What you need to do: Transcribe everything from the start of the records down to the line containing "candle-body <box>565 940 587 944</box>", including that line, reproducing each line character for character.

• • • • • • •

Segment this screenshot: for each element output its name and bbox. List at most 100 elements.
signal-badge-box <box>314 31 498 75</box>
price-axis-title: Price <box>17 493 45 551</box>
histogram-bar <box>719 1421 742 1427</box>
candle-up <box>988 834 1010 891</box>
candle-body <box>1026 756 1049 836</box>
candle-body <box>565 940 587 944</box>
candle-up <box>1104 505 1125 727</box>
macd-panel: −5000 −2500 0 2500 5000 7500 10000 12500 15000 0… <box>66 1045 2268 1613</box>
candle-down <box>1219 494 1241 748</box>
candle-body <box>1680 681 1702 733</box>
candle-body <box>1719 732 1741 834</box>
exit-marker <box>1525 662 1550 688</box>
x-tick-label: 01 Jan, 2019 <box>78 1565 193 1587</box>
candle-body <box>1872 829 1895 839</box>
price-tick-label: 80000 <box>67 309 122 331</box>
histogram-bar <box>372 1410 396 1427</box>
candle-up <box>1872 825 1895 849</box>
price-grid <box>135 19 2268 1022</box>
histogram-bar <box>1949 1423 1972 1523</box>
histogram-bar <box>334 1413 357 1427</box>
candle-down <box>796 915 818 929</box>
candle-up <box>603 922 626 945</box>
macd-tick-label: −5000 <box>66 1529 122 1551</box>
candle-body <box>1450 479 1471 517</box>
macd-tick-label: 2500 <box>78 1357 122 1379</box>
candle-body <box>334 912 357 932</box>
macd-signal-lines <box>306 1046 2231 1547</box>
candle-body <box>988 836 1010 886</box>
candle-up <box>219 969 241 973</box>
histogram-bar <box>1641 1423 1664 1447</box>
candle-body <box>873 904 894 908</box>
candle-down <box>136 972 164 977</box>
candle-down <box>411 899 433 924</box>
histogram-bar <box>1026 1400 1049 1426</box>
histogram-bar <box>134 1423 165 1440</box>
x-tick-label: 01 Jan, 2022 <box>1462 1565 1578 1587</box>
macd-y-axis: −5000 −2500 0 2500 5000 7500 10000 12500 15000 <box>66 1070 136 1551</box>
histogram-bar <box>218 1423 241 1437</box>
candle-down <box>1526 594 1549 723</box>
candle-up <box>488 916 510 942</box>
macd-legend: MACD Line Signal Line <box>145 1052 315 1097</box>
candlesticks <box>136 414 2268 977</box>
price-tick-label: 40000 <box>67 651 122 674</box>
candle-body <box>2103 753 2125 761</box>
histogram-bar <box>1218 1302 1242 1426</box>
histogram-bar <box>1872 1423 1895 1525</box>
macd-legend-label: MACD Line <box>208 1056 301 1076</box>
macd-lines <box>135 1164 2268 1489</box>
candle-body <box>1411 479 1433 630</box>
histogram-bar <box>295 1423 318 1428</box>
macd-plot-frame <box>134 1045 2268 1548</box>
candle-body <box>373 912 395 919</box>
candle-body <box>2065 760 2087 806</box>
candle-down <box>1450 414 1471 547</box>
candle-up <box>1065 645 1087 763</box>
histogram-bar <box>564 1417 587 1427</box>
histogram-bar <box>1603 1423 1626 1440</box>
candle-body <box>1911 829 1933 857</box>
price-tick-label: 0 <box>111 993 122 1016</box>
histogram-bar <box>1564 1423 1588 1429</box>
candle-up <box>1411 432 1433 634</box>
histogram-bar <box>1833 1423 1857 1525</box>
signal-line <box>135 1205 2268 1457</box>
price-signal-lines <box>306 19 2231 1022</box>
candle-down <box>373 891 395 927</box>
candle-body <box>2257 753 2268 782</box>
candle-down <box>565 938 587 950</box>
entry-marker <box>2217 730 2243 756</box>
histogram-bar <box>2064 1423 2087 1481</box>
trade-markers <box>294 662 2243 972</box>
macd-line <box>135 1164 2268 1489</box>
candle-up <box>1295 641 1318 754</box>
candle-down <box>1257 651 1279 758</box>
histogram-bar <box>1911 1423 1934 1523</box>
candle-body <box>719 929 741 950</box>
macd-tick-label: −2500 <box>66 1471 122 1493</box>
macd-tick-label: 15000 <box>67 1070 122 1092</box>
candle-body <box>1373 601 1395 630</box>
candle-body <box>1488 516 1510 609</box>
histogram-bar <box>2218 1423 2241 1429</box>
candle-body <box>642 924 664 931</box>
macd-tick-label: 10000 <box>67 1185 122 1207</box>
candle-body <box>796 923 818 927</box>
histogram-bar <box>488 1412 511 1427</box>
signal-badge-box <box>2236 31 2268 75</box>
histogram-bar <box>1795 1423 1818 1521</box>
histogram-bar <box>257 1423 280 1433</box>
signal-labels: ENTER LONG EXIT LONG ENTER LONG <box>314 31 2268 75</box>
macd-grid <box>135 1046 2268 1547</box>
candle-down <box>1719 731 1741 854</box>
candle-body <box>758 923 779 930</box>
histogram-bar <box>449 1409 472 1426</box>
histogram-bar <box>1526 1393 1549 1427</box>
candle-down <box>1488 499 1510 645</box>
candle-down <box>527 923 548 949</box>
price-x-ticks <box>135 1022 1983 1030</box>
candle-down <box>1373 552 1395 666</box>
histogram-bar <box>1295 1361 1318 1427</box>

• • • • • • •

Task answer:
Segment this screenshot: for each element output its name and bbox. List at most 100 elements.
signal-badge-box <box>314 31 498 75</box>
price-axis-title: Price <box>17 493 45 551</box>
histogram-bar <box>719 1421 742 1427</box>
candle-up <box>988 834 1010 891</box>
candle-body <box>1026 756 1049 836</box>
candle-body <box>565 940 587 944</box>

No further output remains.